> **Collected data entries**

::::

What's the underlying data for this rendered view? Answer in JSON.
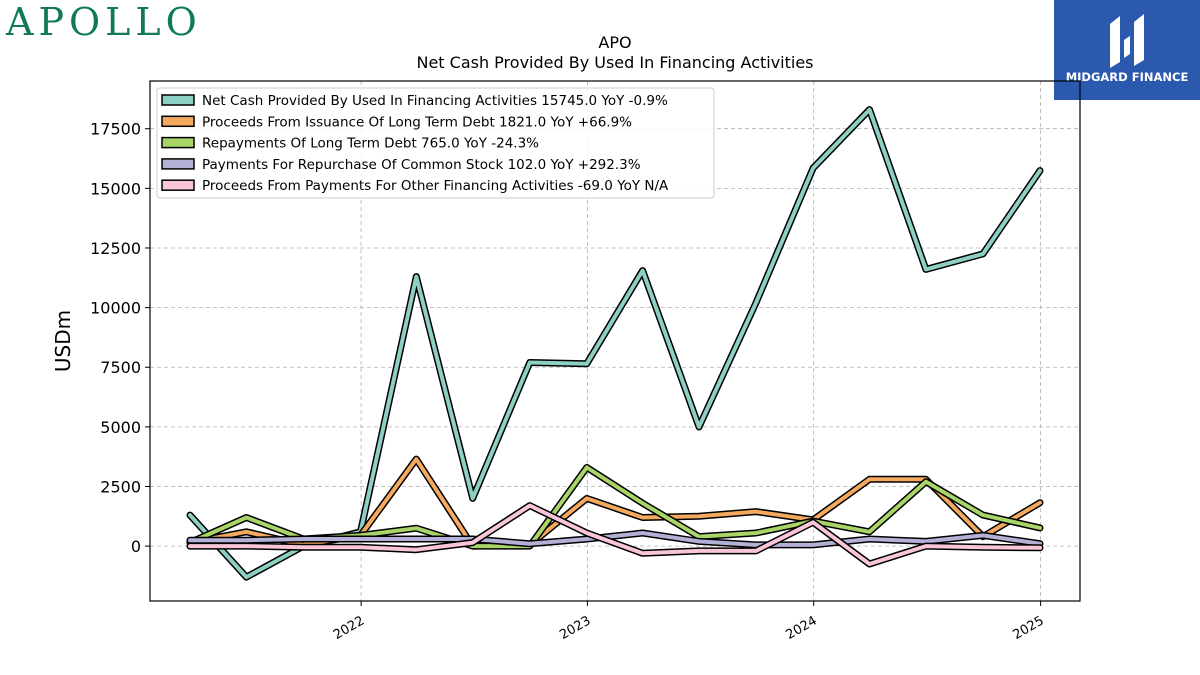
{
  "brand": {
    "left": "APOLLO",
    "right": "MIDGARD FINANCE"
  },
  "chart_data": {
    "type": "line",
    "title": "APO",
    "subtitle": "Net Cash Provided By Used In Financing Activities",
    "ylabel": "USDm",
    "xlabel": "",
    "ylim": [
      -2300,
      19500
    ],
    "yticks": [
      0,
      2500,
      5000,
      7500,
      10000,
      12500,
      15000,
      17500
    ],
    "xticks": [
      "2022",
      "2023",
      "2024",
      "2025"
    ],
    "grid": true,
    "legend_position": "top-left",
    "x": [
      "2021-03-31",
      "2021-06-30",
      "2021-09-30",
      "2021-12-31",
      "2022-03-31",
      "2022-06-30",
      "2022-09-30",
      "2022-12-31",
      "2023-03-31",
      "2023-06-30",
      "2023-09-30",
      "2023-12-31",
      "2024-03-31",
      "2024-06-30",
      "2024-09-30",
      "2024-12-31"
    ],
    "series": [
      {
        "name": "Net Cash Provided By Used In Financing Activities",
        "legend": "Net Cash Provided By Used In Financing Activities  15745.0 YoY -0.9%",
        "color": "#8ecfc3",
        "values": [
          1300,
          -1300,
          0,
          600,
          11300,
          2000,
          7700,
          7650,
          11550,
          5000,
          10200,
          15850,
          18300,
          11600,
          12250,
          15745
        ]
      },
      {
        "name": "Proceeds From Issuance Of Long Term Debt",
        "legend": "Proceeds From Issuance Of Long Term Debt  1821.0 YoY +66.9%",
        "color": "#f4a95f",
        "values": [
          150,
          600,
          50,
          450,
          3650,
          0,
          50,
          2000,
          1200,
          1250,
          1450,
          1100,
          2800,
          2800,
          400,
          1821
        ]
      },
      {
        "name": "Repayments Of Long Term Debt",
        "legend": "Repayments Of Long Term Debt  765.0 YoY -24.3%",
        "color": "#a8d468",
        "values": [
          150,
          1200,
          300,
          450,
          750,
          0,
          0,
          3300,
          1800,
          400,
          550,
          1050,
          600,
          2700,
          1300,
          765
        ]
      },
      {
        "name": "Payments For Repurchase Of Common Stock",
        "legend": "Payments For Repurchase Of Common Stock  102.0 YoY +292.3%",
        "color": "#b3b1d6",
        "values": [
          250,
          250,
          300,
          300,
          300,
          300,
          100,
          300,
          550,
          200,
          50,
          50,
          300,
          200,
          450,
          102
        ]
      },
      {
        "name": "Proceeds From Payments For Other Financing Activities",
        "legend": "Proceeds From Payments For Other Financing Activities  -69.0 YoY N/A",
        "color": "#f8c5d9",
        "values": [
          0,
          0,
          -50,
          -50,
          -150,
          150,
          1700,
          550,
          -300,
          -200,
          -200,
          1000,
          -750,
          0,
          -50,
          -69
        ]
      }
    ]
  }
}
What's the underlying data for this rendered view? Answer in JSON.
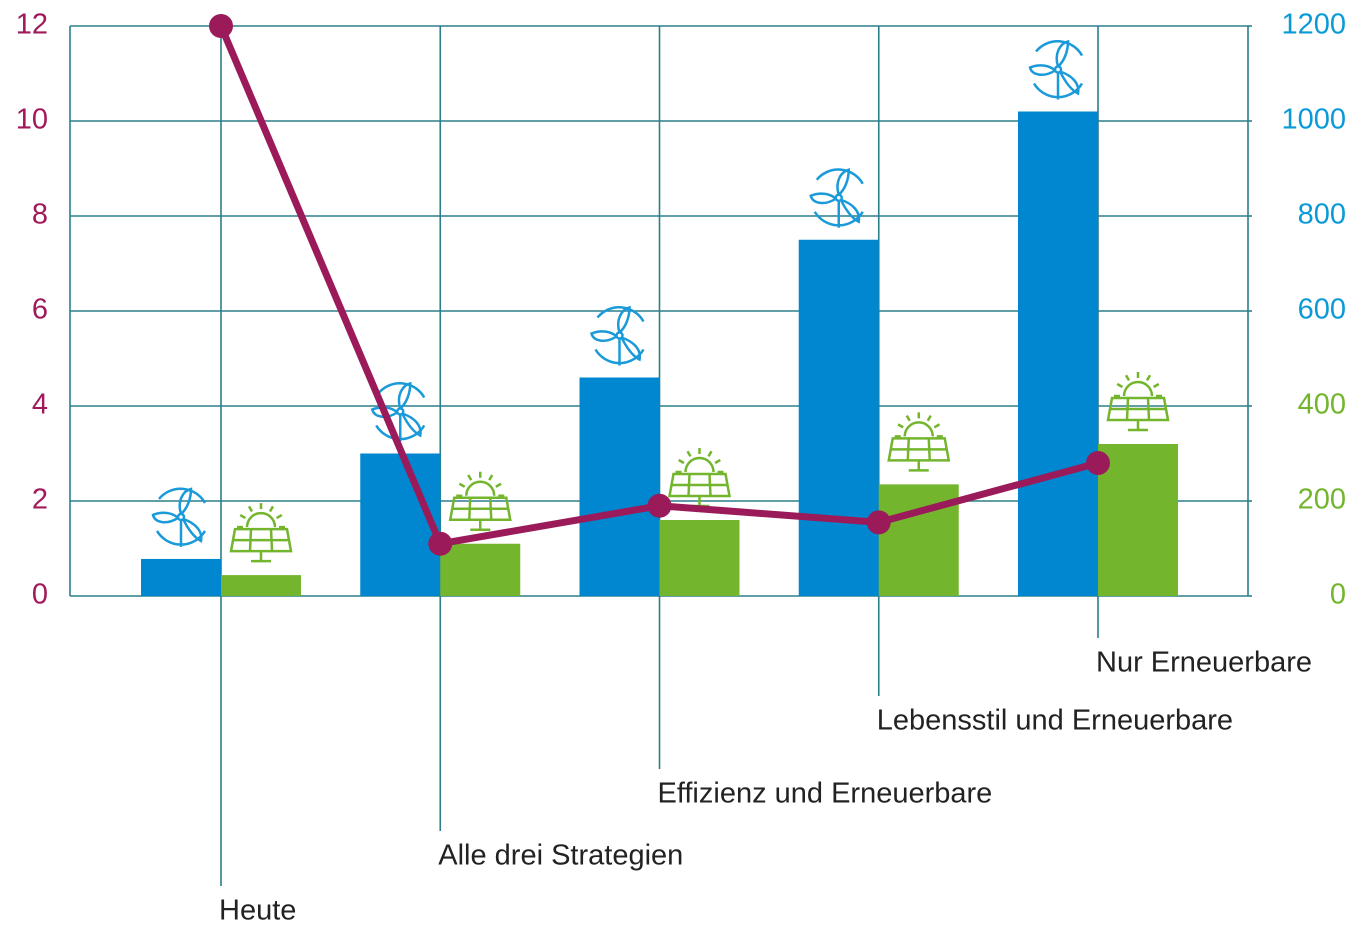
{
  "chart_data": {
    "type": "bar",
    "categories": [
      "Heute",
      "Alle drei Strategien",
      "Effizienz und Erneuerbare",
      "Lebensstil und Erneuerbare",
      "Nur Erneuerbare"
    ],
    "series": [
      {
        "color": "#0087cf",
        "axis": "y2",
        "values": [
          78,
          300,
          460,
          750,
          1020
        ]
      },
      {
        "color": "#74b52e",
        "axis": "y2",
        "values": [
          44,
          110,
          160,
          235,
          320
        ]
      },
      {
        "type": "line",
        "color": "#9b1b5a",
        "values": [
          12,
          1.1,
          1.9,
          1.55,
          2.8
        ]
      }
    ],
    "ylim": [
      0,
      12
    ],
    "yticks": [
      0,
      2,
      4,
      6,
      8,
      10,
      12
    ],
    "ytick_color": "#a0195a",
    "y2lim": [
      0,
      1200
    ],
    "y2ticks": [
      0,
      200,
      400,
      600,
      800,
      1000,
      1200
    ],
    "y2tick_colors": [
      "#74b52e",
      "#74b52e",
      "#74b52e",
      "#0a9ad8",
      "#0a9ad8",
      "#0a9ad8",
      "#0a9ad8"
    ],
    "grid": true
  }
}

::::

> **To be done**
Read through the data and copy every line where "Repayments" shows up.

> **Written reply**
        "name": "Repayments Of Long Term Debt",
        "legend": "Repayments Of Long Term Debt  765.0 YoY -24.3%",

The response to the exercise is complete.